> [DIRECTIONS FOR THIS TASK]
Your copy of the material below should match it exactly, except that it holds no pictures.

> [RECORDS SHOWN]

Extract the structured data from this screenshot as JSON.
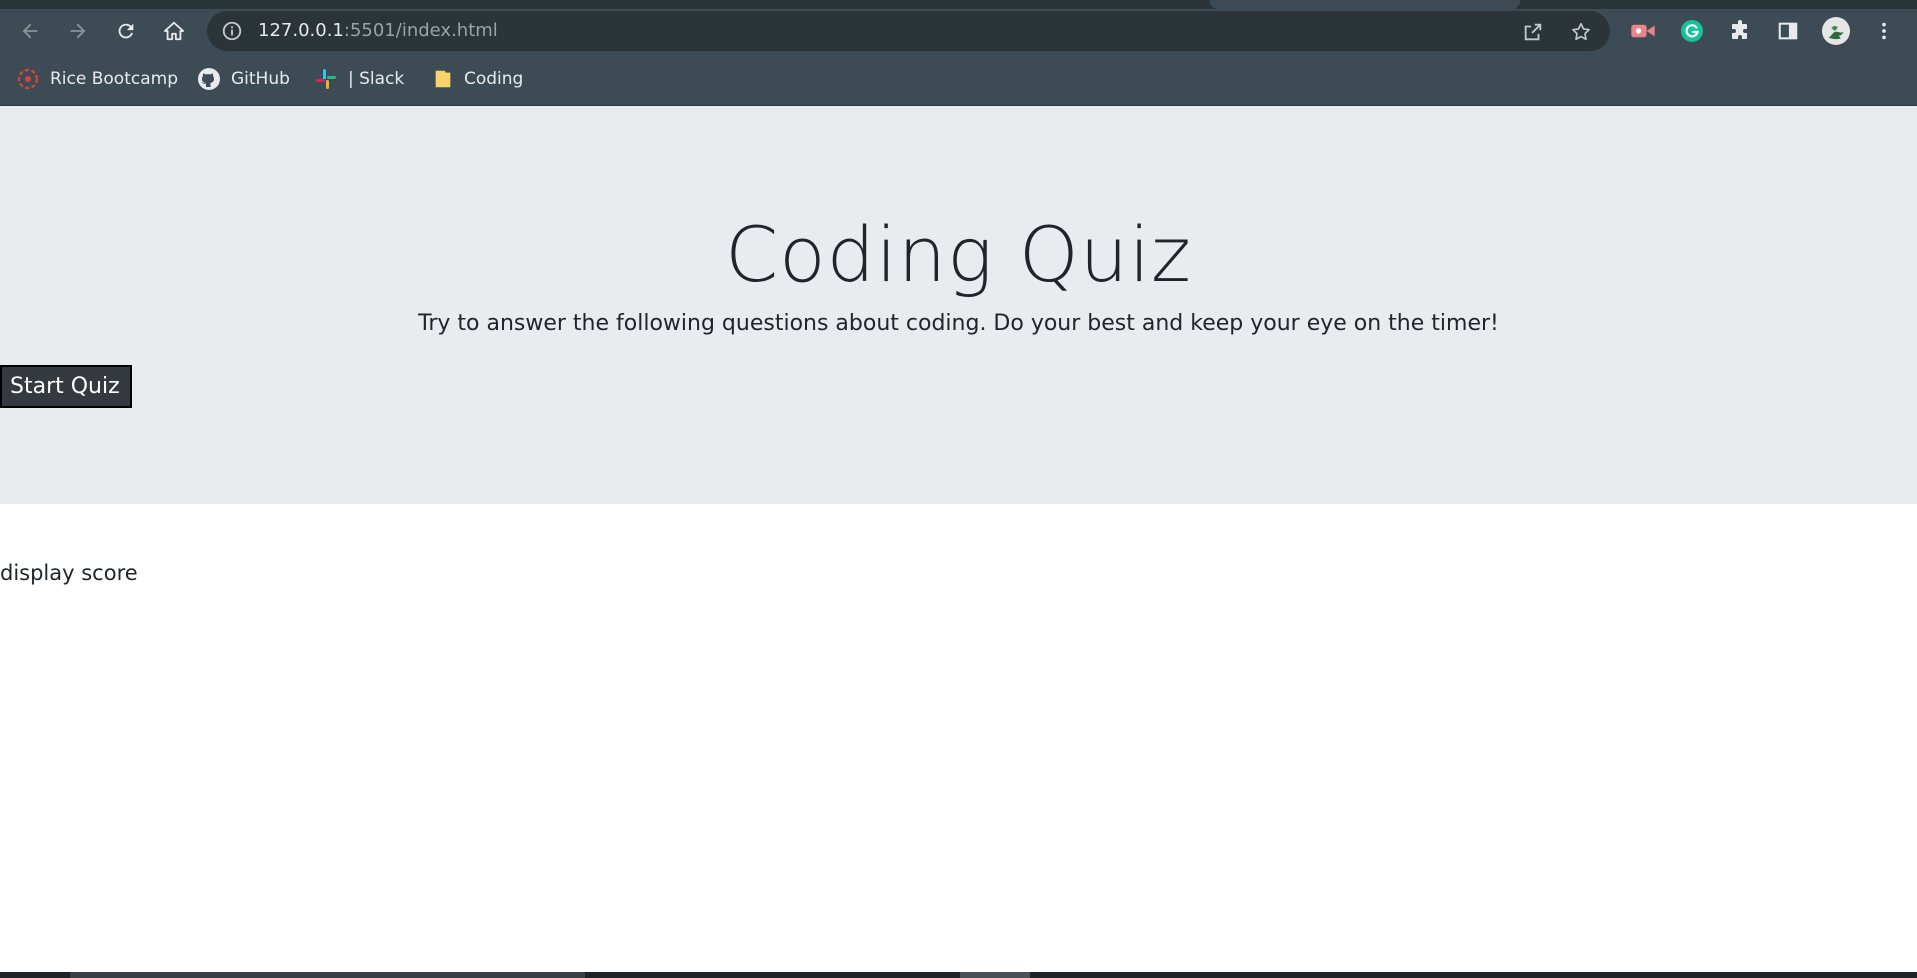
{
  "browser": {
    "url_host": "127.0.0.1",
    "url_path": ":5501/index.html",
    "nav": {
      "back": "back-arrow-icon",
      "forward": "forward-arrow-icon",
      "reload": "reload-icon",
      "home": "home-icon"
    },
    "bookmarks": [
      {
        "label": "Rice Bootcamp",
        "icon": "rice-bootcamp-icon"
      },
      {
        "label": "GitHub",
        "icon": "github-icon"
      },
      {
        "label": "| Slack",
        "icon": "slack-icon"
      },
      {
        "label": "Coding",
        "icon": "folder-icon"
      }
    ],
    "extensions": [
      "video-extension-icon",
      "grammarly-icon",
      "puzzle-extensions-icon",
      "side-panel-icon",
      "profile-avatar",
      "menu-kebab-icon"
    ]
  },
  "page": {
    "title": "Coding Quiz",
    "subtitle": "Try to answer the following questions about coding. Do your best and keep your eye on the timer!",
    "start_button": "Start Quiz",
    "score_text": "display score"
  },
  "colors": {
    "chrome_toolbar": "#3d4c54",
    "omnibox": "#2b3439",
    "jumbotron": "#e9ecef",
    "button_bg": "#343a40",
    "text": "#212529"
  }
}
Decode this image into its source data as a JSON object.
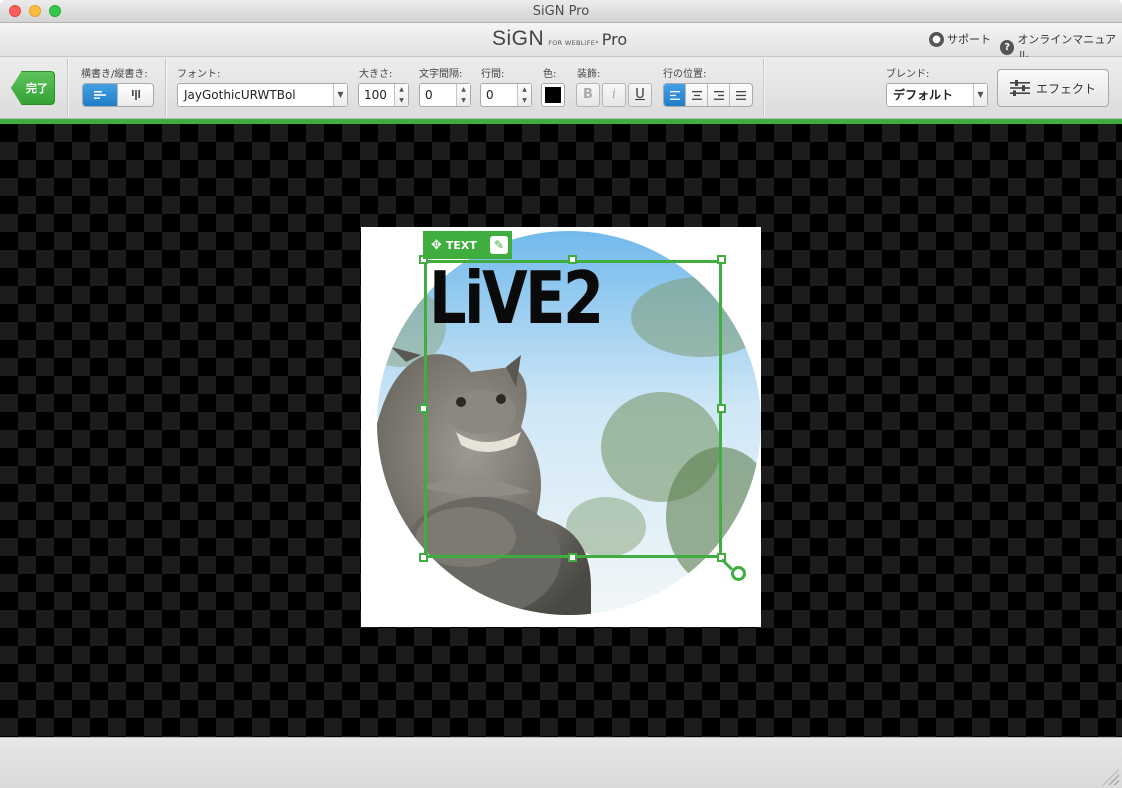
{
  "window": {
    "title": "SiGN Pro"
  },
  "brand": {
    "name": "SiGN",
    "subtitle": "FOR WEBLiFE*",
    "edition": "Pro"
  },
  "header_links": {
    "support": "サポート",
    "manual": "オンラインマニュアル"
  },
  "toolbar": {
    "done_label": "完了",
    "orientation_label": "横書き/縦書き:",
    "orientation_options": [
      "horizontal",
      "vertical"
    ],
    "orientation_selected": "horizontal",
    "font_label": "フォント:",
    "font_value": "JayGothicURWTBol",
    "size_label": "大きさ:",
    "size_value": "100",
    "char_spacing_label": "文字間隔:",
    "char_spacing_value": "0",
    "line_spacing_label": "行間:",
    "line_spacing_value": "0",
    "color_label": "色:",
    "color_value": "#000000",
    "decoration_label": "装飾:",
    "decoration_bold": "B",
    "decoration_italic": "i",
    "decoration_underline": "U",
    "align_label": "行の位置:",
    "align_selected": "left",
    "blend_label": "ブレンド:",
    "blend_value": "デフォルト",
    "effect_label": "エフェクト"
  },
  "canvas": {
    "text_tag_label": "TEXT",
    "text_content": "LiVE2",
    "accent_color": "#3fae3f",
    "background_image": "shisa-statue-in-circle"
  }
}
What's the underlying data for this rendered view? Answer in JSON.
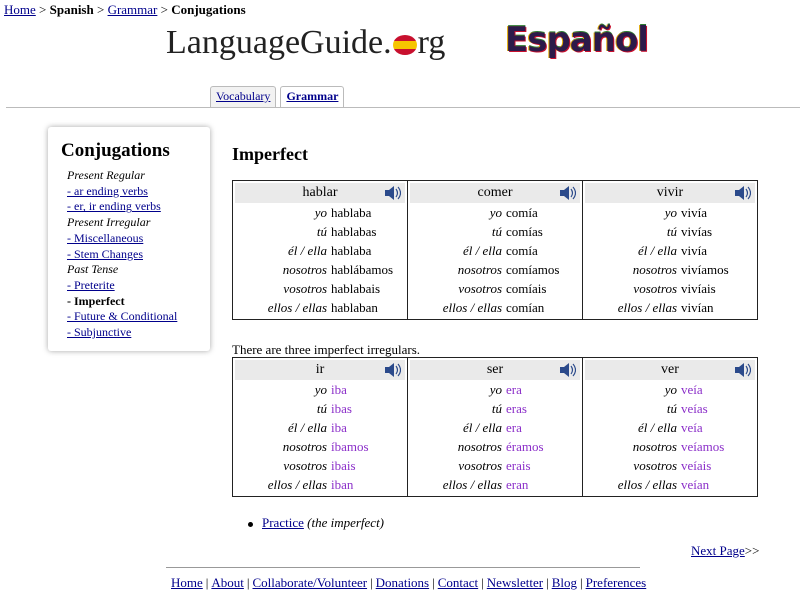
{
  "breadcrumb": {
    "home": "Home",
    "sep1": " > ",
    "spanish": "Spanish",
    "sep2": " > ",
    "grammar": "Grammar",
    "sep3": " > ",
    "current": "Conjugations"
  },
  "header": {
    "logo_left": "LanguageGuide.",
    "logo_right": "rg",
    "espanol": "Español"
  },
  "tabs": [
    {
      "label": "Vocabulary"
    },
    {
      "label": "Grammar"
    }
  ],
  "sidebar": {
    "title": "Conjugations",
    "items": [
      {
        "label": "Present Regular"
      },
      {
        "label": "- ar ending verbs"
      },
      {
        "label": "- er, ir ending verbs"
      },
      {
        "label": "Present Irregular"
      },
      {
        "label": "- Miscellaneous"
      },
      {
        "label": "- Stem Changes"
      },
      {
        "label": "Past Tense"
      },
      {
        "label": "- Preterite"
      },
      {
        "label": "- Imperfect"
      },
      {
        "label": "- Future & Conditional"
      },
      {
        "label": "- Subjunctive"
      }
    ]
  },
  "main": {
    "title": "Imperfect",
    "regular": [
      {
        "verb": "hablar",
        "forms": [
          "hablaba",
          "hablabas",
          "hablaba",
          "hablábamos",
          "hablabais",
          "hablaban"
        ]
      },
      {
        "verb": "comer",
        "forms": [
          "comía",
          "comías",
          "comía",
          "comíamos",
          "comíais",
          "comían"
        ]
      },
      {
        "verb": "vivir",
        "forms": [
          "vivía",
          "vivías",
          "vivía",
          "vivíamos",
          "vivíais",
          "vivían"
        ]
      }
    ],
    "pronouns": [
      "yo",
      "tú",
      "él / ella",
      "nosotros",
      "vosotros",
      "ellos / ellas"
    ],
    "irregular_note": "There are three imperfect irregulars.",
    "irregular": [
      {
        "verb": "ir",
        "forms": [
          "iba",
          "ibas",
          "iba",
          "íbamos",
          "ibais",
          "iban"
        ]
      },
      {
        "verb": "ser",
        "forms": [
          "era",
          "eras",
          "era",
          "éramos",
          "erais",
          "eran"
        ]
      },
      {
        "verb": "ver",
        "forms": [
          "veía",
          "veías",
          "veía",
          "veíamos",
          "veíais",
          "veían"
        ]
      }
    ],
    "practice_link": "Practice",
    "practice_note": " (the imperfect)",
    "next_link": "Next Page",
    "next_arrows": ">>"
  },
  "footer": {
    "links": [
      "Home",
      "About",
      "Collaborate/Volunteer",
      "Donations",
      "Contact",
      "Newsletter",
      "Blog",
      "Preferences"
    ],
    "separator": "|"
  },
  "colors": {
    "link": "#00008b",
    "irregular_verb": "#8b2fc9",
    "header_bg": "#eaeaea"
  }
}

> [OUTPUT]
Extract the structured data from this screenshot as JSON.
{
  "browser": {
    "url_host": "127.0.0.1",
    "url_path": ":5501/index.html",
    "nav": {
      "back": "back-arrow-icon",
      "forward": "forward-arrow-icon",
      "reload": "reload-icon",
      "home": "home-icon"
    },
    "bookmarks": [
      {
        "label": "Rice Bootcamp",
        "icon": "rice-bootcamp-icon"
      },
      {
        "label": "GitHub",
        "icon": "github-icon"
      },
      {
        "label": "| Slack",
        "icon": "slack-icon"
      },
      {
        "label": "Coding",
        "icon": "folder-icon"
      }
    ],
    "extensions": [
      "video-extension-icon",
      "grammarly-icon",
      "puzzle-extensions-icon",
      "side-panel-icon",
      "profile-avatar",
      "menu-kebab-icon"
    ]
  },
  "page": {
    "title": "Coding Quiz",
    "subtitle": "Try to answer the following questions about coding. Do your best and keep your eye on the timer!",
    "start_button": "Start Quiz",
    "score_text": "display score"
  },
  "colors": {
    "chrome_toolbar": "#3d4c54",
    "omnibox": "#2b3439",
    "jumbotron": "#e9ecef",
    "button_bg": "#343a40",
    "text": "#212529"
  }
}
Decode this image into its source data as a JSON object.
{
  "window": {
    "title": "SiGN Pro"
  },
  "brand": {
    "name": "SiGN",
    "subtitle": "FOR WEBLiFE*",
    "edition": "Pro"
  },
  "header_links": {
    "support": "サポート",
    "manual": "オンラインマニュアル"
  },
  "toolbar": {
    "done_label": "完了",
    "orientation_label": "横書き/縦書き:",
    "orientation_options": [
      "horizontal",
      "vertical"
    ],
    "orientation_selected": "horizontal",
    "font_label": "フォント:",
    "font_value": "JayGothicURWTBol",
    "size_label": "大きさ:",
    "size_value": "100",
    "char_spacing_label": "文字間隔:",
    "char_spacing_value": "0",
    "line_spacing_label": "行間:",
    "line_spacing_value": "0",
    "color_label": "色:",
    "color_value": "#000000",
    "decoration_label": "装飾:",
    "decoration_bold": "B",
    "decoration_italic": "i",
    "decoration_underline": "U",
    "align_label": "行の位置:",
    "align_selected": "left",
    "blend_label": "ブレンド:",
    "blend_value": "デフォルト",
    "effect_label": "エフェクト"
  },
  "canvas": {
    "text_tag_label": "TEXT",
    "text_content": "LiVE2",
    "accent_color": "#3fae3f",
    "background_image": "shisa-statue-in-circle"
  }
}
What's the underlying data for this rendered view? Answer in JSON.
{
  "breadcrumb": {
    "home": "Home",
    "sep1": " > ",
    "spanish": "Spanish",
    "sep2": " > ",
    "grammar": "Grammar",
    "sep3": " > ",
    "current": "Conjugations"
  },
  "header": {
    "logo_left": "LanguageGuide.",
    "logo_right": "rg",
    "espanol": "Español"
  },
  "tabs": [
    {
      "label": "Vocabulary"
    },
    {
      "label": "Grammar"
    }
  ],
  "sidebar": {
    "title": "Conjugations",
    "items": [
      {
        "label": "Present Regular"
      },
      {
        "label": "- ar ending verbs"
      },
      {
        "label": "- er, ir ending verbs"
      },
      {
        "label": "Present Irregular"
      },
      {
        "label": "- Miscellaneous"
      },
      {
        "label": "- Stem Changes"
      },
      {
        "label": "Past Tense"
      },
      {
        "label": "- Preterite"
      },
      {
        "label": "- Imperfect"
      },
      {
        "label": "- Future & Conditional"
      },
      {
        "label": "- Subjunctive"
      }
    ]
  },
  "main": {
    "title": "Imperfect",
    "regular": [
      {
        "verb": "hablar",
        "forms": [
          "hablaba",
          "hablabas",
          "hablaba",
          "hablábamos",
          "hablabais",
          "hablaban"
        ]
      },
      {
        "verb": "comer",
        "forms": [
          "comía",
          "comías",
          "comía",
          "comíamos",
          "comíais",
          "comían"
        ]
      },
      {
        "verb": "vivir",
        "forms": [
          "vivía",
          "vivías",
          "vivía",
          "vivíamos",
          "vivíais",
          "vivían"
        ]
      }
    ],
    "pronouns": [
      "yo",
      "tú",
      "él / ella",
      "nosotros",
      "vosotros",
      "ellos / ellas"
    ],
    "irregular_note": "There are three imperfect irregulars.",
    "irregular": [
      {
        "verb": "ir",
        "forms": [
          "iba",
          "ibas",
          "iba",
          "íbamos",
          "ibais",
          "iban"
        ]
      },
      {
        "verb": "ser",
        "forms": [
          "era",
          "eras",
          "era",
          "éramos",
          "erais",
          "eran"
        ]
      },
      {
        "verb": "ver",
        "forms": [
          "veía",
          "veías",
          "veía",
          "veíamos",
          "veíais",
          "veían"
        ]
      }
    ],
    "practice_link": "Practice",
    "practice_note": " (the imperfect)",
    "next_link": "Next Page",
    "next_arrows": ">>"
  },
  "footer": {
    "links": [
      "Home",
      "About",
      "Collaborate/Volunteer",
      "Donations",
      "Contact",
      "Newsletter",
      "Blog",
      "Preferences"
    ],
    "separator": "|"
  },
  "colors": {
    "link": "#00008b",
    "irregular_verb": "#8b2fc9",
    "header_bg": "#eaeaea"
  }
}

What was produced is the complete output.